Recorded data
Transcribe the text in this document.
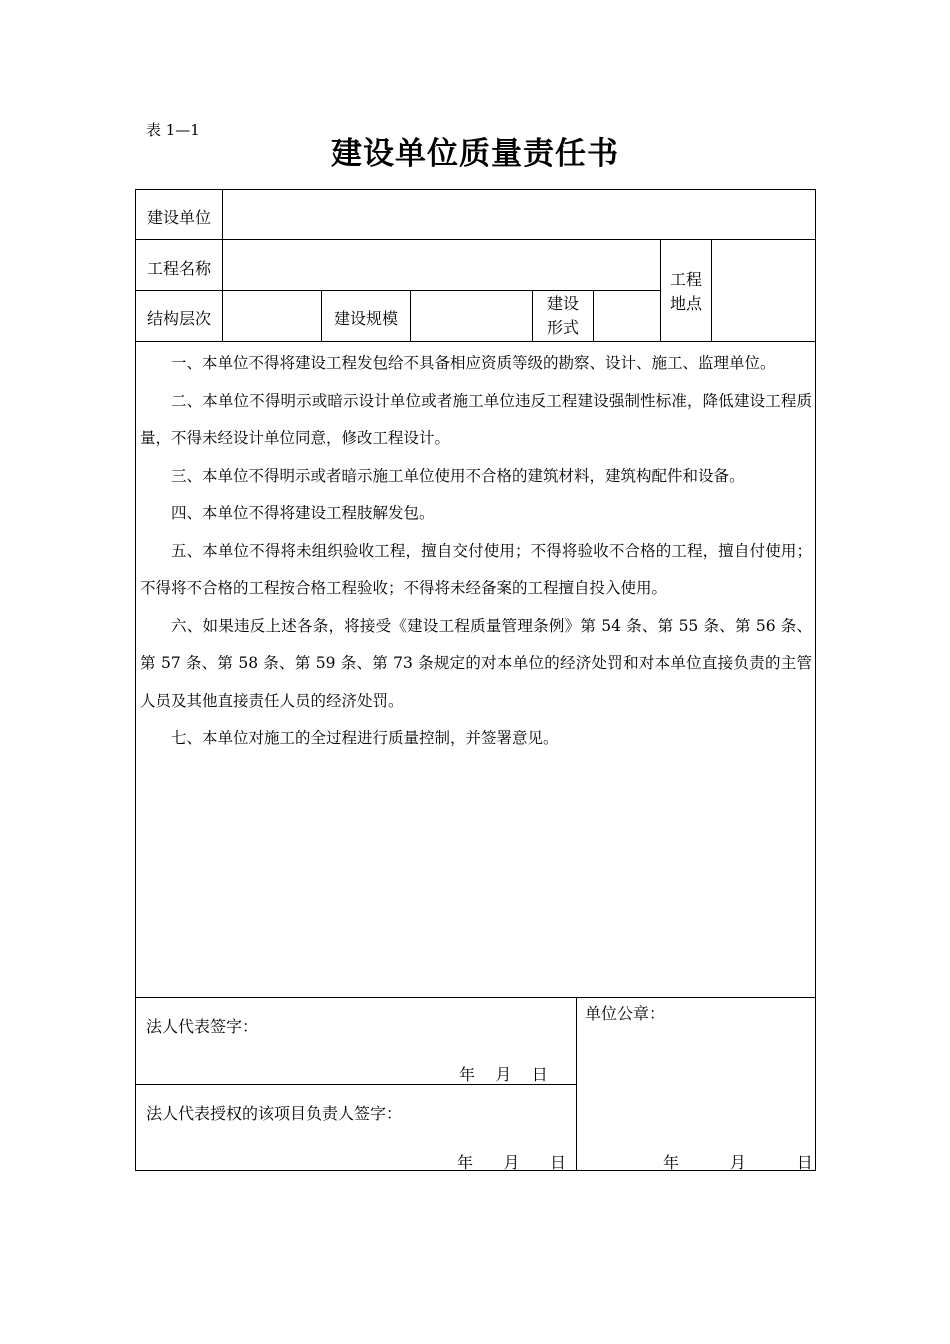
表 1—1
建设单位质量责任书
建设单位
工程名称
工程
地点
结构层次	建设规模
建设
形式

一、本单位不得将建设工程发包给不具备相应资质等级的勘察、设计、施工、监理单位。

二、本单位不得明示或暗示设计单位或者施工单位违反工程建设强制性标准，降低建设工程质量，不得未经设计单位同意，修改工程设计。

三、本单位不得明示或者暗示施工单位使用不合格的建筑材料，建筑构配件和设备。

四、本单位不得将建设工程肢解发包。

五、本单位不得将未组织验收工程，擅自交付使用；不得将验收不合格的工程，擅自付使用；不得将不合格的工程按合格工程验收；不得将未经备案的工程擅自投入使用。

六、如果违反上述各条，将接受《建设工程质量管理条例》第 54 条、第 55 条、第 56 条、第 57 条、第 58 条、第 59 条、第 73 条规定的对本单位的经济处罚和对本单位直接负责的主管人员及其他直接责任人员的经济处罚。

七、本单位对施工的全过程进行质量控制，并签署意见。

法人代表签字：
年    月    日
法人代表授权的该项目负责人签字：
年      月      日
单位公章：
年          月          日
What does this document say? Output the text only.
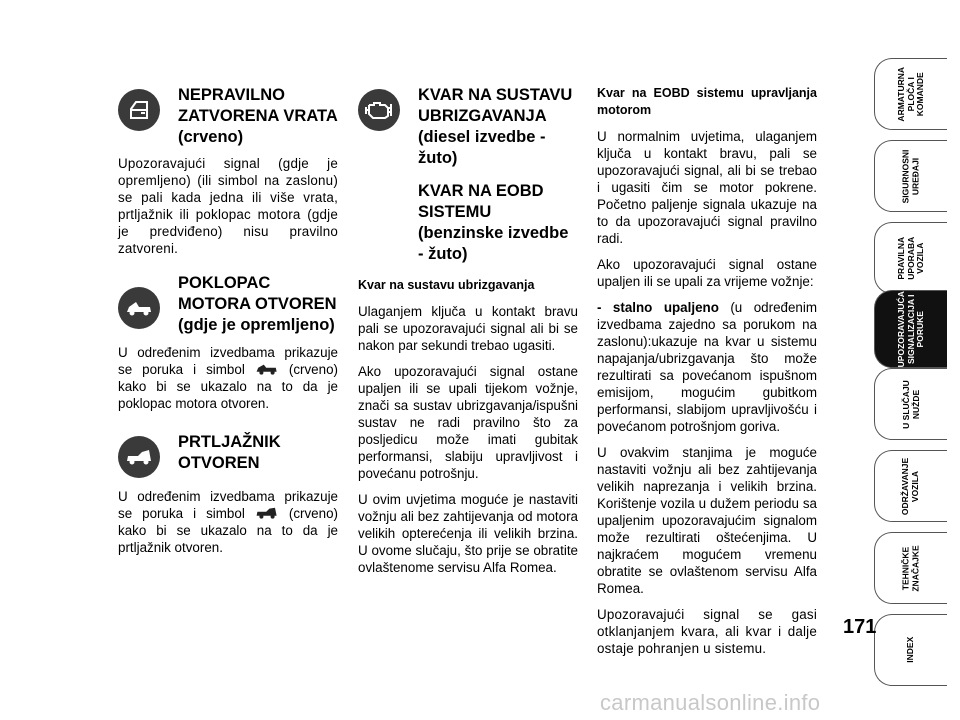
NEPRAVILNO ZATVORENA VRATA (crveno)

Upozoravajući signal (gdje je opremljeno) (ili simbol na zaslonu) se pali kada jedna ili više vrata, prtljažnik ili poklopac motora (gdje je predviđeno) nisu pravilno zatvoreni.

POKLOPAC MOTORA OTVOREN (gdje je opremljeno)

U određenim izvedbama prikazuje se poruka i simbol	(crveno) kako bi se ukazalo na to da je poklopac motora otvoren.

PRTLJAŽNIK OTVOREN

U određenim izvedbama prikazuje se poruka i simbol	(crveno) kako bi se ukazalo na to da je prtljažnik otvoren.

KVAR NA SUSTAVU UBRIZGAVANJA (diesel izvedbe - žuto)
KVAR NA EOBD SISTEMU (benzinske izvedbe - žuto)

Kvar na sustavu ubrizgavanja

Ulaganjem ključa u kontakt bravu pali se upozoravajući signal ali bi se nakon par sekundi trebao ugasiti.

Ako upozoravajući signal ostane upaljen ili se upali tijekom vožnje, znači sa sustav ubrizgavanja/ispušni sustav ne radi pravilno što za posljedicu može imati gubitak performansi, slabiju upravljivost i povećanu potrošnju.

U ovim uvjetima moguće je nastaviti vožnju ali bez zahtijevanja od motora velikih opterećenja ili velikih brzina. U ovome slučaju, što prije se obratite ovlaštenome servisu Alfa Romea.

Kvar na EOBD sistemu upravljanja motorom

U normalnim uvjetima, ulaganjem ključa u kontakt bravu, pali se upozoravajući signal, ali bi se trebao i ugasiti čim se motor pokrene. Početno paljenje signala ukazuje na to da upozoravajući signal pravilno radi.

Ako upozoravajući signal ostane upaljen ili se upali za vrijeme vožnje:

- stalno upaljeno (u određenim izvedbama zajedno sa porukom na zaslonu):ukazuje na kvar u sistemu napajanja/ubrizgavanja što može rezultirati sa povećanom ispušnom emisijom, mogućim gubitkom performansi, slabijom upravljivošću i povećanom potrošnjom goriva.

U ovakvim stanjima je moguće nastaviti vožnju ali bez zahtijevanja velikih naprezanja i velikih brzina. Korištenje vozila u dužem periodu sa upaljenim upozoravajućim signalom može rezultirati oštećenjima. U najkraćem mogućem vremenu obratite se ovlaštenom servisu Alfa Romea.

Upozoravajući signal se gasi otklanjanjem kvara, ali kvar i dalje ostaje pohranjen u sistemu.

ARMATURNA
PLOČA I
KOMANDE
SIGURNOSNI
UREĐAJI
PRAVILNA
UPORABA
VOZILA
UPOZORAVAJUĆA
SIGNALIZACIJA I
PORUKE
U SLUČAJU
NUŽDE
ODRŽAVANJE
VOZILA
TEHNIČKE
ZNAČAJKE
INDEX
171
carmanualsonline.info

### To be done:
All lines that include "određenim" are to be gathered and copied.

### Complete answer:
U određenim izvedbama prikazuje se poruka i simbol	(crveno) kako bi se ukazalo na to da je poklopac motora otvoren.
U određenim izvedbama prikazuje se poruka i simbol	(crveno) kako bi se ukazalo na to da je prtljažnik otvoren.
- stalno upaljeno (u određenim izvedbama zajedno sa porukom na zaslonu):ukazuje na kvar u sistemu napajanja/ubrizgavanja što može rezultirati sa povećanom ispušnom emisijom, mogućim gubitkom performansi, slabijom upravljivošću i povećanom potrošnjom goriva.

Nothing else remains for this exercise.